◆ **Do this**:
Extract all data as written.

◆ **Working data**:
+++++

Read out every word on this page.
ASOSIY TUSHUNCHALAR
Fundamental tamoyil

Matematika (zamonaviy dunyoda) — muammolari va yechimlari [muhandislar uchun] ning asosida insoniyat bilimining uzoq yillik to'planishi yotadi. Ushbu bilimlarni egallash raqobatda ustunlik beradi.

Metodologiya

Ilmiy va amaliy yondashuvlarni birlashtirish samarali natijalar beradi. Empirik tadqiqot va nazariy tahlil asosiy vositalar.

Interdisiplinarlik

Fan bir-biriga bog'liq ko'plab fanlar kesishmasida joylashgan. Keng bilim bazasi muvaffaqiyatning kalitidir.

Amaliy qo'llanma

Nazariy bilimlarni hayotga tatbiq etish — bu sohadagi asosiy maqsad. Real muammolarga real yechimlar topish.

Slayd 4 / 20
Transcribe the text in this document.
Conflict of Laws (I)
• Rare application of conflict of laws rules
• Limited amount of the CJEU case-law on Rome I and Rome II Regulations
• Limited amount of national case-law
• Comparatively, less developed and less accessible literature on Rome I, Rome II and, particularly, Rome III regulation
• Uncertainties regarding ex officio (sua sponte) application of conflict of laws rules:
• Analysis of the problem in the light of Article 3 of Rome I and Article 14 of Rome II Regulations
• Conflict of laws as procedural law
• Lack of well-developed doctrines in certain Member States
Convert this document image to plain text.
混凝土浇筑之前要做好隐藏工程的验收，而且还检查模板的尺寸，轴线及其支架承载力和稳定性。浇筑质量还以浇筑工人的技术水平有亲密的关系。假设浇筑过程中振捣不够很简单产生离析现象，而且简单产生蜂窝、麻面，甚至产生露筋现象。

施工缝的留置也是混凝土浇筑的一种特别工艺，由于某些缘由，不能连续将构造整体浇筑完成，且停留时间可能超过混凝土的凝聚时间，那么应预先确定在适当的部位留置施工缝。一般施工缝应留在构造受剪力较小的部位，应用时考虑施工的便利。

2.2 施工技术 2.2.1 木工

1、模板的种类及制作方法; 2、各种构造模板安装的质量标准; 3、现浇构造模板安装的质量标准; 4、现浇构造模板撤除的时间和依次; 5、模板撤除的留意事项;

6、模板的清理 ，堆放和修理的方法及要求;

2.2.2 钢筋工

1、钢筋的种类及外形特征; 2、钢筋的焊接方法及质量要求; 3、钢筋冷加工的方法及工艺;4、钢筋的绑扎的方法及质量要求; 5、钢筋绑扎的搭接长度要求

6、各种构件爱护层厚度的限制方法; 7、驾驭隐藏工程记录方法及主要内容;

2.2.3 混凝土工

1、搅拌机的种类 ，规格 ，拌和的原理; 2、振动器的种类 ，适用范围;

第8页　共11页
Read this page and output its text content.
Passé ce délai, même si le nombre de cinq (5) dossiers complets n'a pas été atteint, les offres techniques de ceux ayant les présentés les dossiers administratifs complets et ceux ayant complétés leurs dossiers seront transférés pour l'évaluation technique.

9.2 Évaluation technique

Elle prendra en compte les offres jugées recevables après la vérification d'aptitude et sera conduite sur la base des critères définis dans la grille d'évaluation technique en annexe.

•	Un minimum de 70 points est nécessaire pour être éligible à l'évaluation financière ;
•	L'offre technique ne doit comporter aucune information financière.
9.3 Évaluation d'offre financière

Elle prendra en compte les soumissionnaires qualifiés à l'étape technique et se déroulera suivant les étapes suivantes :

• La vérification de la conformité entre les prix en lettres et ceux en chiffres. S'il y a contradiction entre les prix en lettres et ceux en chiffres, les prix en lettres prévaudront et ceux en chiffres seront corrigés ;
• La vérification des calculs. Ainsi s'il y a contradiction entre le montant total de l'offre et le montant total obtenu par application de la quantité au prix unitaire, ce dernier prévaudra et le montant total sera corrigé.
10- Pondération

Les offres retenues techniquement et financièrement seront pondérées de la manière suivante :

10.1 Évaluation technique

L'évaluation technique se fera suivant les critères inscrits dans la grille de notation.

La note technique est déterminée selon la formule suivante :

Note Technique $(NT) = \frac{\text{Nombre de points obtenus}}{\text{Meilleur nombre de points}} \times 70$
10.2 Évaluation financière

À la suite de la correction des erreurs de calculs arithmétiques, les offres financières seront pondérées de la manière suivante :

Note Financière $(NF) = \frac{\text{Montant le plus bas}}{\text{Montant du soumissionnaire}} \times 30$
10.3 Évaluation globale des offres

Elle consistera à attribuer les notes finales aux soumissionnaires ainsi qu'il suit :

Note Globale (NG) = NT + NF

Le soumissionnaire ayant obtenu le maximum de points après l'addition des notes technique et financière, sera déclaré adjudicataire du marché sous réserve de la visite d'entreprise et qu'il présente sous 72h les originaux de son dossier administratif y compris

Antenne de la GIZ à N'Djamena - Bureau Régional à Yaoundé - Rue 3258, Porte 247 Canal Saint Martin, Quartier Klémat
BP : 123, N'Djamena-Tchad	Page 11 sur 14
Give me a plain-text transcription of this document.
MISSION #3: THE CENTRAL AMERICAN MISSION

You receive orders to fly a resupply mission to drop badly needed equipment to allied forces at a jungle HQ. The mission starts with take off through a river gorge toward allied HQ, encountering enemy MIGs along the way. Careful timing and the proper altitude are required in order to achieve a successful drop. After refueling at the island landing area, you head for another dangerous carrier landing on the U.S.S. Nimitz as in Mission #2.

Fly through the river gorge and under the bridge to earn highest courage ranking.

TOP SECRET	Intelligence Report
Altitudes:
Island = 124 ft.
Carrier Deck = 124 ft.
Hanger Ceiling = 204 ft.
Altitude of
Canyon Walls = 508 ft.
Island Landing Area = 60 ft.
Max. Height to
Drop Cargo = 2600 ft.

+++++

◆ **Result for this task**:
Read out every word on this page.
ASOSIY TUSHUNCHALAR
Fundamental tamoyil

Matematika (zamonaviy dunyoda) — muammolari va yechimlari [muhandislar uchun] ning asosida insoniyat bilimining uzoq yillik to'planishi yotadi. Ushbu bilimlarni egallash raqobatda ustunlik beradi.

Metodologiya

Ilmiy va amaliy yondashuvlarni birlashtirish samarali natijalar beradi. Empirik tadqiqot va nazariy tahlil asosiy vositalar.

Interdisiplinarlik

Fan bir-biriga bog'liq ko'plab fanlar kesishmasida joylashgan. Keng bilim bazasi muvaffaqiyatning kalitidir.

Amaliy qo'llanma

Nazariy bilimlarni hayotga tatbiq etish — bu sohadagi asosiy maqsad. Real muammolarga real yechimlar topish.

Slayd 4 / 20
Transcribe the text in this document.
Conflict of Laws (I)
• Rare application of conflict of laws rules
• Limited amount of the CJEU case-law on Rome I and Rome II Regulations
• Limited amount of national case-law
• Comparatively, less developed and less accessible literature on Rome I, Rome II and, particularly, Rome III regulation
• Uncertainties regarding ex officio (sua sponte) application of conflict of laws rules:
• Analysis of the problem in the light of Article 3 of Rome I and Article 14 of Rome II Regulations
• Conflict of laws as procedural law
• Lack of well-developed doctrines in certain Member States
Convert this document image to plain text.
混凝土浇筑之前要做好隐藏工程的验收，而且还检查模板的尺寸，轴线及其支架承载力和稳定性。浇筑质量还以浇筑工人的技术水平有亲密的关系。假设浇筑过程中振捣不够很简单产生离析现象，而且简单产生蜂窝、麻面，甚至产生露筋现象。

施工缝的留置也是混凝土浇筑的一种特别工艺，由于某些缘由，不能连续将构造整体浇筑完成，且停留时间可能超过混凝土的凝聚时间，那么应预先确定在适当的部位留置施工缝。一般施工缝应留在构造受剪力较小的部位，应用时考虑施工的便利。

2.2 施工技术 2.2.1 木工

1、模板的种类及制作方法; 2、各种构造模板安装的质量标准; 3、现浇构造模板安装的质量标准; 4、现浇构造模板撤除的时间和依次; 5、模板撤除的留意事项;

6、模板的清理 ，堆放和修理的方法及要求;

2.2.2 钢筋工

1、钢筋的种类及外形特征; 2、钢筋的焊接方法及质量要求; 3、钢筋冷加工的方法及工艺;4、钢筋的绑扎的方法及质量要求; 5、钢筋绑扎的搭接长度要求

6、各种构件爱护层厚度的限制方法; 7、驾驭隐藏工程记录方法及主要内容;

2.2.3 混凝土工

1、搅拌机的种类 ，规格 ，拌和的原理; 2、振动器的种类 ，适用范围;

第8页　共11页
Read this page and output its text content.
Passé ce délai, même si le nombre de cinq (5) dossiers complets n'a pas été atteint, les offres techniques de ceux ayant les présentés les dossiers administratifs complets et ceux ayant complétés leurs dossiers seront transférés pour l'évaluation technique.

9.2 Évaluation technique

Elle prendra en compte les offres jugées recevables après la vérification d'aptitude et sera conduite sur la base des critères définis dans la grille d'évaluation technique en annexe.

•	Un minimum de 70 points est nécessaire pour être éligible à l'évaluation financière ;
•	L'offre technique ne doit comporter aucune information financière.
9.3 Évaluation d'offre financière

Elle prendra en compte les soumissionnaires qualifiés à l'étape technique et se déroulera suivant les étapes suivantes :

• La vérification de la conformité entre les prix en lettres et ceux en chiffres. S'il y a contradiction entre les prix en lettres et ceux en chiffres, les prix en lettres prévaudront et ceux en chiffres seront corrigés ;
• La vérification des calculs. Ainsi s'il y a contradiction entre le montant total de l'offre et le montant total obtenu par application de la quantité au prix unitaire, ce dernier prévaudra et le montant total sera corrigé.
10- Pondération

Les offres retenues techniquement et financièrement seront pondérées de la manière suivante :

10.1 Évaluation technique

L'évaluation technique se fera suivant les critères inscrits dans la grille de notation.

La note technique est déterminée selon la formule suivante :

Note Technique $(NT) = \frac{\text{Nombre de points obtenus}}{\text{Meilleur nombre de points}} \times 70$
10.2 Évaluation financière

À la suite de la correction des erreurs de calculs arithmétiques, les offres financières seront pondérées de la manière suivante :

Note Financière $(NF) = \frac{\text{Montant le plus bas}}{\text{Montant du soumissionnaire}} \times 30$
10.3 Évaluation globale des offres

Elle consistera à attribuer les notes finales aux soumissionnaires ainsi qu'il suit :

Note Globale (NG) = NT + NF

Le soumissionnaire ayant obtenu le maximum de points après l'addition des notes technique et financière, sera déclaré adjudicataire du marché sous réserve de la visite d'entreprise et qu'il présente sous 72h les originaux de son dossier administratif y compris

Antenne de la GIZ à N'Djamena - Bureau Régional à Yaoundé - Rue 3258, Porte 247 Canal Saint Martin, Quartier Klémat
BP : 123, N'Djamena-Tchad	Page 11 sur 14
Give me a plain-text transcription of this document.
MISSION #3: THE CENTRAL AMERICAN MISSION

You receive orders to fly a resupply mission to drop badly needed equipment to allied forces at a jungle HQ. The mission starts with take off through a river gorge toward allied HQ, encountering enemy MIGs along the way. Careful timing and the proper altitude are required in order to achieve a successful drop. After refueling at the island landing area, you head for another dangerous carrier landing on the U.S.S. Nimitz as in Mission #2.

Fly through the river gorge and under the bridge to earn highest courage ranking.

TOP SECRET	Intelligence Report
Altitudes:
Island = 124 ft.
Carrier Deck = 124 ft.
Hanger Ceiling = 204 ft.
Altitude of
Canyon Walls = 508 ft.
Island Landing Area = 60 ft.
Max. Height to
Drop Cargo = 2600 ft.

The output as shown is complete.